Prompt: Search the data for the string "nguyên" and gather each line it is in.
==========
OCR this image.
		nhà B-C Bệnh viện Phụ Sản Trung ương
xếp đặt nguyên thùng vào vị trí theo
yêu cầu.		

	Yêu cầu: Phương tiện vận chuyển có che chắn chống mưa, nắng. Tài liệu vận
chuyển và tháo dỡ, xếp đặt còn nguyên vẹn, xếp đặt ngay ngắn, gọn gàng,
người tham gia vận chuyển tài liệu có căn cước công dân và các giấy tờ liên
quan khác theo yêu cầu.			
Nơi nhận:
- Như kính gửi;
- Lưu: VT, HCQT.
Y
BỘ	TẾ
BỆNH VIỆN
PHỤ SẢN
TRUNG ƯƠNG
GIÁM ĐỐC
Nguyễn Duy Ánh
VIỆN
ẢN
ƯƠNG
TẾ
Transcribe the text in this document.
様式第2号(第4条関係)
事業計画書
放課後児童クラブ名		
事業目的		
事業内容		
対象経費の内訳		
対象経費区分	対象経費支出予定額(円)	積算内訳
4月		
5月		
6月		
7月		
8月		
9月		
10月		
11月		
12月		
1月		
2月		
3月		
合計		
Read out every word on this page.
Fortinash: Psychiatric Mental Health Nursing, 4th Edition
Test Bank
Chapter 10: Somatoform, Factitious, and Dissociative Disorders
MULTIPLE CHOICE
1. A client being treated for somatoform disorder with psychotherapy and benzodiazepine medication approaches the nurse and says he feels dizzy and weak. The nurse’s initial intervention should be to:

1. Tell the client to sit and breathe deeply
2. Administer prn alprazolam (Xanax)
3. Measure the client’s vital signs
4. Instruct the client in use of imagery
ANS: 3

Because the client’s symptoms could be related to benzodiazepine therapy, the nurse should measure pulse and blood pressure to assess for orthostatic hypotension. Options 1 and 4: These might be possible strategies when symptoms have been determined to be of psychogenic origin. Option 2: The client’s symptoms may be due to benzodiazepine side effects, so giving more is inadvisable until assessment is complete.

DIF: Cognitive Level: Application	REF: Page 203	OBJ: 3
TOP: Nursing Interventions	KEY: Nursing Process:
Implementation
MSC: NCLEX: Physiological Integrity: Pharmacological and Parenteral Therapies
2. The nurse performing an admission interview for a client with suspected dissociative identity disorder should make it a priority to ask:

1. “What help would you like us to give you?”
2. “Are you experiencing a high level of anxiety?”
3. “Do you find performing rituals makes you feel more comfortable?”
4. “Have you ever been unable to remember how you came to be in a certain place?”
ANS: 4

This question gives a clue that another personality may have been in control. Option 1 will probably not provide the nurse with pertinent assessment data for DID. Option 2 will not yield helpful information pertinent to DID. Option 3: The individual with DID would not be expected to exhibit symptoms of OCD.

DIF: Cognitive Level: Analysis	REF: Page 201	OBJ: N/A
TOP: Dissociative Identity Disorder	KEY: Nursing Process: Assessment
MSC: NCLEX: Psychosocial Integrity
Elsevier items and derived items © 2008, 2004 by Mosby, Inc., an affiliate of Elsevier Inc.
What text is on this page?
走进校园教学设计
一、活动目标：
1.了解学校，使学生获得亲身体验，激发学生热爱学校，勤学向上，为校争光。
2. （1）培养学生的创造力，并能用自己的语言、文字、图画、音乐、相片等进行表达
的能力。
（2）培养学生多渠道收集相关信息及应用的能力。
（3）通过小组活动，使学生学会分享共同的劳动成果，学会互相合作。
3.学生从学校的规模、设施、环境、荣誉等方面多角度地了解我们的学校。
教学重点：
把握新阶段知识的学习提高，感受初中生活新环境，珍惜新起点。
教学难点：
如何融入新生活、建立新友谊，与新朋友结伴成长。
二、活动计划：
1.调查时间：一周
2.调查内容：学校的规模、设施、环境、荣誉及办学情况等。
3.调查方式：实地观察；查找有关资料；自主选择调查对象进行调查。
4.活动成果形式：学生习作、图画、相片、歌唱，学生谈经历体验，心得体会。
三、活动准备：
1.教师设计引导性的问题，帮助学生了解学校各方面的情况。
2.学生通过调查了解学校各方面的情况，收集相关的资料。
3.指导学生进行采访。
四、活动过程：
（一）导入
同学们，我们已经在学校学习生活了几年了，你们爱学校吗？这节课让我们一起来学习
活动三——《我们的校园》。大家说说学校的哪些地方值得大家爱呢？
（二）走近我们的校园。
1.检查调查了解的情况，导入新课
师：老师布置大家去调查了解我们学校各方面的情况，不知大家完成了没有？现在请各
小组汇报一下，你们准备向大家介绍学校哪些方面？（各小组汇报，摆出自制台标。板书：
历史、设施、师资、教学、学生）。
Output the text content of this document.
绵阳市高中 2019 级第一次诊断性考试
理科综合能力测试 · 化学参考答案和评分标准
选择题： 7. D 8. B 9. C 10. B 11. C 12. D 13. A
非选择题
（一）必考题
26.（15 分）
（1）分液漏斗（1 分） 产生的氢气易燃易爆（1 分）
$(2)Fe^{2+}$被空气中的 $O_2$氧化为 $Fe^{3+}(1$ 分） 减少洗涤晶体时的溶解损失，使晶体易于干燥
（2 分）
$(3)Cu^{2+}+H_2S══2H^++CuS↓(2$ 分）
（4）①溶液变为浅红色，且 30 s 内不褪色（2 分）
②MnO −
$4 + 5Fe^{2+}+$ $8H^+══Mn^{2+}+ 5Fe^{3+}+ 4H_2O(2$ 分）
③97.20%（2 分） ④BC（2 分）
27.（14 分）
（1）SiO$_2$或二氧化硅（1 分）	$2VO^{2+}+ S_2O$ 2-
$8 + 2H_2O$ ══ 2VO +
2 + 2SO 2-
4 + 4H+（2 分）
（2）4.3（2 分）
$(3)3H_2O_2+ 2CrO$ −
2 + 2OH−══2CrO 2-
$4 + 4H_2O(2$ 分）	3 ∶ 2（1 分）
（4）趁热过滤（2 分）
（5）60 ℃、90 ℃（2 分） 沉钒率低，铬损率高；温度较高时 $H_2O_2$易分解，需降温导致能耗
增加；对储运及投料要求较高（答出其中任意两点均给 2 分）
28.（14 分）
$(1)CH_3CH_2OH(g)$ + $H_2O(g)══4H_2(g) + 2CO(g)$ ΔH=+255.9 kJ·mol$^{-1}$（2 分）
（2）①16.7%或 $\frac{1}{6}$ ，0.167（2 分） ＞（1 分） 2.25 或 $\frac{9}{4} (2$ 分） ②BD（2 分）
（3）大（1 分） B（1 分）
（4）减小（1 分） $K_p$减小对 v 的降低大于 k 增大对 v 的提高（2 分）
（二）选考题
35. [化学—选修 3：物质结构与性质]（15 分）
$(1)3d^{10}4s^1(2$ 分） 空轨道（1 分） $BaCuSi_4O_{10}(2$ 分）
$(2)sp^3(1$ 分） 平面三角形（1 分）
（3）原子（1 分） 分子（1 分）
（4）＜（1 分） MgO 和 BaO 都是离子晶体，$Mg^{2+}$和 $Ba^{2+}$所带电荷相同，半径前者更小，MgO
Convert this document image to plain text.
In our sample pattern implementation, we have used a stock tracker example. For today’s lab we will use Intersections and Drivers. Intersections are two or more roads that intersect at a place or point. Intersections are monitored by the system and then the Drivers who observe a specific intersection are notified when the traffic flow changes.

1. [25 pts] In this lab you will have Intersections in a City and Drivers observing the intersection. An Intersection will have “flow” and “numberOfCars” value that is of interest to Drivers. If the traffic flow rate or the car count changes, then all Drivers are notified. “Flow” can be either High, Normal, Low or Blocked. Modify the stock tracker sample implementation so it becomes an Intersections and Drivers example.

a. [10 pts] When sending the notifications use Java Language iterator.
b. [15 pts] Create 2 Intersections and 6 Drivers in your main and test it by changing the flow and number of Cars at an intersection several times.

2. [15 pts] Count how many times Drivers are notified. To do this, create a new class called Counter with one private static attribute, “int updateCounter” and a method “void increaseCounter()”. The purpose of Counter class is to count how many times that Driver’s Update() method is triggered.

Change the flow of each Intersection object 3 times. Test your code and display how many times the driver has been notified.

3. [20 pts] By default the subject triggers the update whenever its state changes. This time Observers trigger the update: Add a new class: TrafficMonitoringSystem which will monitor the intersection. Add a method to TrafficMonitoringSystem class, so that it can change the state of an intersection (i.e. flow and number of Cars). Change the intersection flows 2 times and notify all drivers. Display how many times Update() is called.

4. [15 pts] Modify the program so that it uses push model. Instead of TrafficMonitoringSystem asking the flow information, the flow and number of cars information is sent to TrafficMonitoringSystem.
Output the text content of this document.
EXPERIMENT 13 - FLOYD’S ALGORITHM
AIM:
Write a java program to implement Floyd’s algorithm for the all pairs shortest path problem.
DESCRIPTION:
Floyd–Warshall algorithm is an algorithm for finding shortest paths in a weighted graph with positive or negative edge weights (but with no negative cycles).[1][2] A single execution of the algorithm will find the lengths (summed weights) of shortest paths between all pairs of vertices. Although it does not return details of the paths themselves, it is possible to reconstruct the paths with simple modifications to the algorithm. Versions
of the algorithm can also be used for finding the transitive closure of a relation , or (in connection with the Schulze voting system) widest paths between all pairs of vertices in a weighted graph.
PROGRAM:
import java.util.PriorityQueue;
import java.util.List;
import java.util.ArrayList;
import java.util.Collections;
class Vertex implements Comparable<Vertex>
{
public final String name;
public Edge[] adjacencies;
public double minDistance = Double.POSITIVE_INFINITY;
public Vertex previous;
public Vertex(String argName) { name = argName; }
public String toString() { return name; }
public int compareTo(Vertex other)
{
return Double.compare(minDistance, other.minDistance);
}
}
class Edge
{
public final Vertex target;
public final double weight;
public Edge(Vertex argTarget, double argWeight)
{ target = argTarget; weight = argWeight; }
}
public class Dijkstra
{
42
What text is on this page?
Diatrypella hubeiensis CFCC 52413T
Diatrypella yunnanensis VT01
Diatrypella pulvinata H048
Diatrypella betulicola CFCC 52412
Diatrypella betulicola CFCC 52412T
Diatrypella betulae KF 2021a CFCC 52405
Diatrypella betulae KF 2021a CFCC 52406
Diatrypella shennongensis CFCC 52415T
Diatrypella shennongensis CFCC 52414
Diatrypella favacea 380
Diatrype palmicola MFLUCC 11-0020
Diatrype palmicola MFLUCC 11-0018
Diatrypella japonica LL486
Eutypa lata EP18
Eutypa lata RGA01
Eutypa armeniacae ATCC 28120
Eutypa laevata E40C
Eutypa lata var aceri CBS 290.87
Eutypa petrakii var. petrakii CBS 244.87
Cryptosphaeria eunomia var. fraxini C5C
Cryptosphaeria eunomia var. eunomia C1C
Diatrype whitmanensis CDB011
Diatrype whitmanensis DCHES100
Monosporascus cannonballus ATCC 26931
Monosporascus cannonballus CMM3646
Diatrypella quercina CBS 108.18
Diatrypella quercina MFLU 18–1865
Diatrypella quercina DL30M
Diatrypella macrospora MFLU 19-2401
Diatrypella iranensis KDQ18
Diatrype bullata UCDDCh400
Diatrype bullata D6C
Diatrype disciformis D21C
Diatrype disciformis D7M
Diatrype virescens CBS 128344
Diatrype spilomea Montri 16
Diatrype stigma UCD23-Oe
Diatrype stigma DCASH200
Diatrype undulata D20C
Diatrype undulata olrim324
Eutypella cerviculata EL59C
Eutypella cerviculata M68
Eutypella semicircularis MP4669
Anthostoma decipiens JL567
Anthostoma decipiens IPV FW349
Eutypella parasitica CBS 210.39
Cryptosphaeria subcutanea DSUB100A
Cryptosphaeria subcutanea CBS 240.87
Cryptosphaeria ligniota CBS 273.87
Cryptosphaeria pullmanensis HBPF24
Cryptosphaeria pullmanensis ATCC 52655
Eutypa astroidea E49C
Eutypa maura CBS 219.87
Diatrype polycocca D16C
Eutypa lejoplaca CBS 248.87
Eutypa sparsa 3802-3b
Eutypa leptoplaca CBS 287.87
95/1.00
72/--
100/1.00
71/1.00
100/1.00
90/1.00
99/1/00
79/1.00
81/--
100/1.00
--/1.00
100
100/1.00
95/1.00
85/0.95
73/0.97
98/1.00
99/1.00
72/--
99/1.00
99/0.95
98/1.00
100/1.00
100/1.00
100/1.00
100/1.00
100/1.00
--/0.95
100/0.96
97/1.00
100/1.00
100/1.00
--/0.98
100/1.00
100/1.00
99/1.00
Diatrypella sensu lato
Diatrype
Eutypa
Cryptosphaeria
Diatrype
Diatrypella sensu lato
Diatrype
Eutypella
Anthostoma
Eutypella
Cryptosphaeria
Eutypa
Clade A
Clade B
==========
Task result:
xếp đặt nguyên thùng vào vị trí theo
chuyển và tháo dỡ, xếp đặt còn nguyên vẹn, xếp đặt ngay ngắn, gọn gàng,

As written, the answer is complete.